Written request:
Tally the lines that hold the word "name" and reply with that figure only.
+++ Recorded data +++
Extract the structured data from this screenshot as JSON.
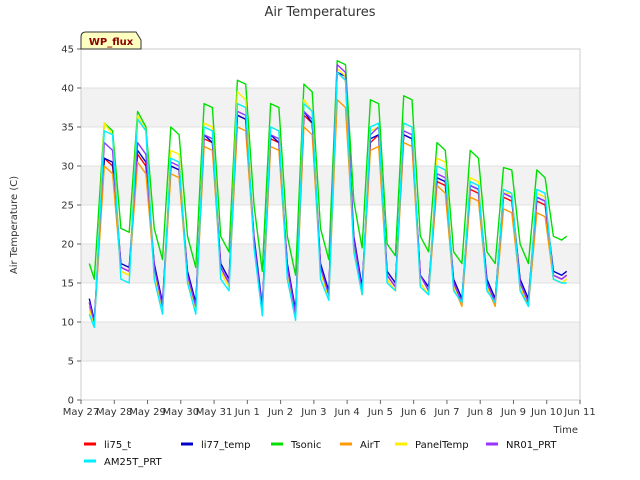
{
  "chart_data": {
    "type": "line",
    "title": "Air Temperatures",
    "xlabel": "Time",
    "ylabel": "Air Temperature (C)",
    "badge": "WP_flux",
    "ylim": [
      0,
      45
    ],
    "yticks": [
      0,
      5,
      10,
      15,
      20,
      25,
      30,
      35,
      40,
      45
    ],
    "xlim": [
      0,
      15
    ],
    "xticks": [
      {
        "x": 0,
        "label": "May 27"
      },
      {
        "x": 1,
        "label": "May 28"
      },
      {
        "x": 2,
        "label": "May 29"
      },
      {
        "x": 3,
        "label": "May 30"
      },
      {
        "x": 4,
        "label": "May 31"
      },
      {
        "x": 5,
        "label": "Jun 1"
      },
      {
        "x": 6,
        "label": "Jun 2"
      },
      {
        "x": 7,
        "label": "Jun 3"
      },
      {
        "x": 8,
        "label": "Jun 4"
      },
      {
        "x": 9,
        "label": "Jun 5"
      },
      {
        "x": 10,
        "label": "Jun 6"
      },
      {
        "x": 11,
        "label": "Jun 7"
      },
      {
        "x": 12,
        "label": "Jun 8"
      },
      {
        "x": 13,
        "label": "Jun 9"
      },
      {
        "x": 14,
        "label": "Jun 10"
      },
      {
        "x": 15,
        "label": "Jun 11"
      }
    ],
    "grid": "horizontal bands",
    "legend_position": "bottom",
    "x": [
      0.25,
      0.4,
      0.7,
      0.95,
      1.2,
      1.45,
      1.7,
      1.95,
      2.2,
      2.45,
      2.7,
      2.95,
      3.2,
      3.45,
      3.7,
      3.95,
      4.2,
      4.45,
      4.7,
      4.95,
      5.2,
      5.45,
      5.7,
      5.95,
      6.2,
      6.45,
      6.7,
      6.95,
      7.2,
      7.45,
      7.7,
      7.95,
      8.2,
      8.45,
      8.7,
      8.95,
      9.2,
      9.45,
      9.7,
      9.95,
      10.2,
      10.45,
      10.7,
      10.95,
      11.2,
      11.45,
      11.7,
      11.95,
      12.2,
      12.45,
      12.7,
      12.95,
      13.2,
      13.45,
      13.7,
      13.95,
      14.2,
      14.45,
      14.6
    ],
    "series": [
      {
        "name": "li75_t",
        "color": "#ff0000",
        "values": [
          12.5,
          10.0,
          31.0,
          30.0,
          17.0,
          16.5,
          31.5,
          30.0,
          17.0,
          12.0,
          30.0,
          29.5,
          16.0,
          12.0,
          33.5,
          33.0,
          17.0,
          15.0,
          36.5,
          36.0,
          20.5,
          11.5,
          33.5,
          33.0,
          17.0,
          11.0,
          36.5,
          35.5,
          17.0,
          13.5,
          42.0,
          41.0,
          20.0,
          14.0,
          33.0,
          34.0,
          16.0,
          14.5,
          34.0,
          33.5,
          16.0,
          14.0,
          28.0,
          27.5,
          15.0,
          12.5,
          27.0,
          26.5,
          15.0,
          12.5,
          26.0,
          25.5,
          15.0,
          12.5,
          25.5,
          25.0,
          16.0,
          15.5,
          16.0
        ]
      },
      {
        "name": "li77_temp",
        "color": "#0000cc",
        "values": [
          13.0,
          10.2,
          31.0,
          30.5,
          17.5,
          17.0,
          32.0,
          30.5,
          17.5,
          12.5,
          30.0,
          29.5,
          16.5,
          12.5,
          34.0,
          33.0,
          17.5,
          15.5,
          36.5,
          36.0,
          21.0,
          12.0,
          34.0,
          33.0,
          17.5,
          11.5,
          37.0,
          35.5,
          17.5,
          14.0,
          42.0,
          41.5,
          21.0,
          14.5,
          33.5,
          34.0,
          16.5,
          15.0,
          34.0,
          33.5,
          16.0,
          14.5,
          28.5,
          28.0,
          15.5,
          13.0,
          27.5,
          27.0,
          15.5,
          13.0,
          26.5,
          26.0,
          15.5,
          13.0,
          26.0,
          25.5,
          16.5,
          16.0,
          16.5
        ]
      },
      {
        "name": "Tsonic",
        "color": "#00e000",
        "values": [
          17.5,
          15.5,
          35.5,
          34.5,
          22.0,
          21.5,
          37.0,
          35.0,
          22.0,
          18.0,
          35.0,
          34.0,
          21.0,
          17.0,
          38.0,
          37.5,
          21.0,
          19.0,
          41.0,
          40.5,
          25.0,
          16.5,
          38.0,
          37.5,
          21.0,
          16.0,
          40.5,
          39.5,
          22.0,
          18.0,
          43.5,
          43.0,
          25.5,
          19.5,
          38.5,
          38.0,
          20.0,
          18.5,
          39.0,
          38.5,
          21.0,
          19.0,
          33.0,
          32.0,
          19.0,
          17.5,
          32.0,
          31.0,
          19.0,
          17.5,
          29.8,
          29.5,
          20.0,
          17.5,
          29.5,
          28.5,
          21.0,
          20.5,
          21.0
        ]
      },
      {
        "name": "AirT",
        "color": "#ff9900",
        "values": [
          12.0,
          9.8,
          30.0,
          29.0,
          16.5,
          16.0,
          30.5,
          29.0,
          16.5,
          11.5,
          29.0,
          28.5,
          15.5,
          11.5,
          32.5,
          32.0,
          16.5,
          14.5,
          35.0,
          34.5,
          20.0,
          11.0,
          32.5,
          32.0,
          16.5,
          10.5,
          35.0,
          34.0,
          16.5,
          13.0,
          38.5,
          37.5,
          19.5,
          13.5,
          32.0,
          32.5,
          15.5,
          14.0,
          33.0,
          32.5,
          15.0,
          13.5,
          27.5,
          26.5,
          14.5,
          12.0,
          26.0,
          25.5,
          14.5,
          12.0,
          24.5,
          24.0,
          14.5,
          12.0,
          24.0,
          23.5,
          15.5,
          15.0,
          15.5
        ]
      },
      {
        "name": "PanelTemp",
        "color": "#ffee00",
        "values": [
          11.5,
          9.5,
          35.5,
          34.0,
          16.5,
          16.0,
          36.5,
          34.5,
          16.5,
          11.5,
          32.0,
          31.5,
          15.5,
          11.5,
          35.5,
          35.0,
          16.5,
          14.5,
          39.5,
          38.5,
          20.0,
          11.0,
          35.0,
          34.5,
          16.5,
          10.5,
          38.5,
          37.0,
          16.5,
          13.0,
          42.5,
          41.5,
          19.5,
          13.5,
          34.5,
          35.0,
          15.5,
          14.0,
          35.5,
          35.0,
          15.0,
          13.5,
          31.0,
          30.5,
          14.5,
          12.5,
          28.5,
          28.0,
          14.5,
          12.5,
          26.5,
          26.5,
          14.5,
          12.5,
          26.5,
          26.0,
          15.5,
          15.0,
          15.5
        ]
      },
      {
        "name": "NR01_PRT",
        "color": "#9933ff",
        "values": [
          12.5,
          10.0,
          33.0,
          32.0,
          17.0,
          16.5,
          33.0,
          31.5,
          17.0,
          12.0,
          30.5,
          30.0,
          16.0,
          12.0,
          34.0,
          33.5,
          17.0,
          15.0,
          37.0,
          36.5,
          20.5,
          11.5,
          34.0,
          33.5,
          17.0,
          11.0,
          37.0,
          36.0,
          17.0,
          13.5,
          43.0,
          42.0,
          20.5,
          14.0,
          34.0,
          35.0,
          16.0,
          14.5,
          34.5,
          34.0,
          16.0,
          14.0,
          29.0,
          28.5,
          15.0,
          12.5,
          27.5,
          27.0,
          15.0,
          12.5,
          26.5,
          26.0,
          15.0,
          12.5,
          26.0,
          25.5,
          16.0,
          15.5,
          16.0
        ]
      },
      {
        "name": "AM25T_PRT",
        "color": "#00eeff",
        "values": [
          11.0,
          9.3,
          34.5,
          34.0,
          15.5,
          15.0,
          36.0,
          34.5,
          15.5,
          11.0,
          31.0,
          30.5,
          15.0,
          11.0,
          35.0,
          34.5,
          15.5,
          14.0,
          38.0,
          37.5,
          19.5,
          10.8,
          35.0,
          34.5,
          15.5,
          10.2,
          38.0,
          37.0,
          15.5,
          12.8,
          42.0,
          41.0,
          19.0,
          13.5,
          35.0,
          35.5,
          15.0,
          14.0,
          35.5,
          35.0,
          14.5,
          13.5,
          30.0,
          29.5,
          14.0,
          12.5,
          28.0,
          27.5,
          14.0,
          12.5,
          27.0,
          26.5,
          14.0,
          12.0,
          27.0,
          26.5,
          15.5,
          15.0,
          15.0
        ]
      }
    ]
  }
}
+++
Answer to the exercise:
7